* [What is needed]: Please copy each of the entries below word for word, keeping every line unchanged.

* [Provided entries]:
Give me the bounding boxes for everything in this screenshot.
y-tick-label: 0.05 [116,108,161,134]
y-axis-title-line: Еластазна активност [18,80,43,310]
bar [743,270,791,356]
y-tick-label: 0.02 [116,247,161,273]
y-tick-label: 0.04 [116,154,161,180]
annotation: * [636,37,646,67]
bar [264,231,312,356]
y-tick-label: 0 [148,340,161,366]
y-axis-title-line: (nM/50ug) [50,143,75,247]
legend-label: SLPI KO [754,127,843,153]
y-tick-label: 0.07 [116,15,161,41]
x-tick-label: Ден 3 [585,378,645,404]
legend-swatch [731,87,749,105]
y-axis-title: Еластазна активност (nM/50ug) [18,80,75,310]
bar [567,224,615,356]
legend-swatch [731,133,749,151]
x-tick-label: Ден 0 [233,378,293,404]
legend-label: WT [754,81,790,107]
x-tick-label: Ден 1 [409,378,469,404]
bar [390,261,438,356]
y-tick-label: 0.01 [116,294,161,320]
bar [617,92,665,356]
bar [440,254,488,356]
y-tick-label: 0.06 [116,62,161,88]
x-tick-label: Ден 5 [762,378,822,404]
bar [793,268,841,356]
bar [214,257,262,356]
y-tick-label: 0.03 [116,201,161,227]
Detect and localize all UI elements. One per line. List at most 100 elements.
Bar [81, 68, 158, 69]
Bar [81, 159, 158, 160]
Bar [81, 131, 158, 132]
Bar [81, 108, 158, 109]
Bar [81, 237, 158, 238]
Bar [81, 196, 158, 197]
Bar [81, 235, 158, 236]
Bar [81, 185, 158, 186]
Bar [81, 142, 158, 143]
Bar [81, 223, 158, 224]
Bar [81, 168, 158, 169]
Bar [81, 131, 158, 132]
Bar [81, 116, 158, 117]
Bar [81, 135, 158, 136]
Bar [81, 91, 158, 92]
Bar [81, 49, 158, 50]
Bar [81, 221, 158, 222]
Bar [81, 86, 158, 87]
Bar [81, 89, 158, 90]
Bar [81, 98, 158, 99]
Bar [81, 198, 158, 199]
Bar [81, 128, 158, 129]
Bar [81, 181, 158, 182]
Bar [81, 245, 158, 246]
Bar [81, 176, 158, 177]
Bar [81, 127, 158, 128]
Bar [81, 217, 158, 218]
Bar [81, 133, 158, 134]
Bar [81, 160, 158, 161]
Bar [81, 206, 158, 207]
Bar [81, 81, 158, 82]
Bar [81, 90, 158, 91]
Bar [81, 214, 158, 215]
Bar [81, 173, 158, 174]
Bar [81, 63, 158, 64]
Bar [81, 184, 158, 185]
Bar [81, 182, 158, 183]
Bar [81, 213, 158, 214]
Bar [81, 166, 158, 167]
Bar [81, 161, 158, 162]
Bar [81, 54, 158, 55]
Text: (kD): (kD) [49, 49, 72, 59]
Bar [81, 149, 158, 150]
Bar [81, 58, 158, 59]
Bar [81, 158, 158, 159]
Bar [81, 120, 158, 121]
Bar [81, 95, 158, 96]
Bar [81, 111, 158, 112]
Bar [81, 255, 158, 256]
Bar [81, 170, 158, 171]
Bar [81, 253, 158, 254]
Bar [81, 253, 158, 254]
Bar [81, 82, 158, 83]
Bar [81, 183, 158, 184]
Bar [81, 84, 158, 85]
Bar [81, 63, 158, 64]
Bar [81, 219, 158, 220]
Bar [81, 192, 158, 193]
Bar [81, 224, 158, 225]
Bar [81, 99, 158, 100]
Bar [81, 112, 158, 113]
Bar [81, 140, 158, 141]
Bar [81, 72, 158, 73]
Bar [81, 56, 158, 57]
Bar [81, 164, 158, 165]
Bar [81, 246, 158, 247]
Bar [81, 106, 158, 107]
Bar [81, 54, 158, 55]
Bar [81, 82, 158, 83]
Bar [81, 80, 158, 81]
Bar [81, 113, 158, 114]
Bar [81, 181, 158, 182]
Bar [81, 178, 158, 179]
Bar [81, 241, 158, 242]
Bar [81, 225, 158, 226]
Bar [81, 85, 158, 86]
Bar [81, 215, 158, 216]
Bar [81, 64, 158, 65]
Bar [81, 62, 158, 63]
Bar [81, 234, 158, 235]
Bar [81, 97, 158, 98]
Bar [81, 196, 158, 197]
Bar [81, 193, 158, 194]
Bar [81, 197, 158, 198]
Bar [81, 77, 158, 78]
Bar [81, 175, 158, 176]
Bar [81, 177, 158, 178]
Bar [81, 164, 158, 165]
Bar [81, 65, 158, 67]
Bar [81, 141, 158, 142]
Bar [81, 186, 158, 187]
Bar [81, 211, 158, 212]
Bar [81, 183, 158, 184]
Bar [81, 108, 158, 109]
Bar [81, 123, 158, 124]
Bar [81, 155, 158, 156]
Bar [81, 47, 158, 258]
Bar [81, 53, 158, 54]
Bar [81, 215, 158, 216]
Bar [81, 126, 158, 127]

* [Solution to the problem]:
Give me the bounding boxes for everything in this screenshot.
y-tick-label: 0.05 [116,108,161,134]
y-axis-title-line: Еластазна активност [18,80,43,310]
bar [743,270,791,356]
y-tick-label: 0.02 [116,247,161,273]
y-tick-label: 0.04 [116,154,161,180]
annotation: * [636,37,646,67]
bar [264,231,312,356]
y-tick-label: 0 [148,340,161,366]
y-axis-title-line: (nM/50ug) [50,143,75,247]
legend-label: SLPI KO [754,127,843,153]
y-tick-label: 0.07 [116,15,161,41]
x-tick-label: Ден 3 [585,378,645,404]
legend-swatch [731,87,749,105]
y-axis-title: Еластазна активност (nM/50ug) [18,80,75,310]
bar [567,224,615,356]
legend-swatch [731,133,749,151]
x-tick-label: Ден 0 [233,378,293,404]
legend-label: WT [754,81,790,107]
x-tick-label: Ден 1 [409,378,469,404]
bar [390,261,438,356]
y-tick-label: 0.01 [116,294,161,320]
bar [617,92,665,356]
bar [440,254,488,356]
y-tick-label: 0.06 [116,62,161,88]
x-tick-label: Ден 5 [762,378,822,404]
bar [793,268,841,356]
bar [214,257,262,356]
y-tick-label: 0.03 [116,201,161,227]
Detect and localize all UI elements. One per line. List at most 100 elements.
Bar [81, 68, 158, 69]
Bar [81, 159, 158, 160]
Bar [81, 131, 158, 132]
Bar [81, 108, 158, 109]
Bar [81, 237, 158, 238]
Bar [81, 196, 158, 197]
Bar [81, 235, 158, 236]
Bar [81, 185, 158, 186]
Bar [81, 142, 158, 143]
Bar [81, 223, 158, 224]
Bar [81, 168, 158, 169]
Bar [81, 131, 158, 132]
Bar [81, 116, 158, 117]
Bar [81, 135, 158, 136]
Bar [81, 91, 158, 92]
Bar [81, 49, 158, 50]
Bar [81, 221, 158, 222]
Bar [81, 86, 158, 87]
Bar [81, 89, 158, 90]
Bar [81, 98, 158, 99]
Bar [81, 198, 158, 199]
Bar [81, 128, 158, 129]
Bar [81, 181, 158, 182]
Bar [81, 245, 158, 246]
Bar [81, 176, 158, 177]
Bar [81, 127, 158, 128]
Bar [81, 217, 158, 218]
Bar [81, 133, 158, 134]
Bar [81, 160, 158, 161]
Bar [81, 206, 158, 207]
Bar [81, 81, 158, 82]
Bar [81, 90, 158, 91]
Bar [81, 214, 158, 215]
Bar [81, 173, 158, 174]
Bar [81, 63, 158, 64]
Bar [81, 184, 158, 185]
Bar [81, 182, 158, 183]
Bar [81, 213, 158, 214]
Bar [81, 166, 158, 167]
Bar [81, 161, 158, 162]
Bar [81, 54, 158, 55]
Text: (kD): (kD) [49, 49, 72, 59]
Bar [81, 149, 158, 150]
Bar [81, 58, 158, 59]
Bar [81, 158, 158, 159]
Bar [81, 120, 158, 121]
Bar [81, 95, 158, 96]
Bar [81, 111, 158, 112]
Bar [81, 255, 158, 256]
Bar [81, 170, 158, 171]
Bar [81, 253, 158, 254]
Bar [81, 253, 158, 254]
Bar [81, 82, 158, 83]
Bar [81, 183, 158, 184]
Bar [81, 84, 158, 85]
Bar [81, 63, 158, 64]
Bar [81, 219, 158, 220]
Bar [81, 192, 158, 193]
Bar [81, 224, 158, 225]
Bar [81, 99, 158, 100]
Bar [81, 112, 158, 113]
Bar [81, 140, 158, 141]
Bar [81, 72, 158, 73]
Bar [81, 56, 158, 57]
Bar [81, 164, 158, 165]
Bar [81, 246, 158, 247]
Bar [81, 106, 158, 107]
Bar [81, 54, 158, 55]
Bar [81, 82, 158, 83]
Bar [81, 80, 158, 81]
Bar [81, 113, 158, 114]
Bar [81, 181, 158, 182]
Bar [81, 178, 158, 179]
Bar [81, 241, 158, 242]
Bar [81, 225, 158, 226]
Bar [81, 85, 158, 86]
Bar [81, 215, 158, 216]
Bar [81, 64, 158, 65]
Bar [81, 62, 158, 63]
Bar [81, 234, 158, 235]
Bar [81, 97, 158, 98]
Bar [81, 196, 158, 197]
Bar [81, 193, 158, 194]
Bar [81, 197, 158, 198]
Bar [81, 77, 158, 78]
Bar [81, 175, 158, 176]
Bar [81, 177, 158, 178]
Bar [81, 164, 158, 165]
Bar [81, 65, 158, 67]
Bar [81, 141, 158, 142]
Bar [81, 186, 158, 187]
Bar [81, 211, 158, 212]
Bar [81, 183, 158, 184]
Bar [81, 108, 158, 109]
Bar [81, 123, 158, 124]
Bar [81, 155, 158, 156]
Bar [81, 47, 158, 258]
Bar [81, 53, 158, 54]
Bar [81, 215, 158, 216]
Bar [81, 126, 158, 127]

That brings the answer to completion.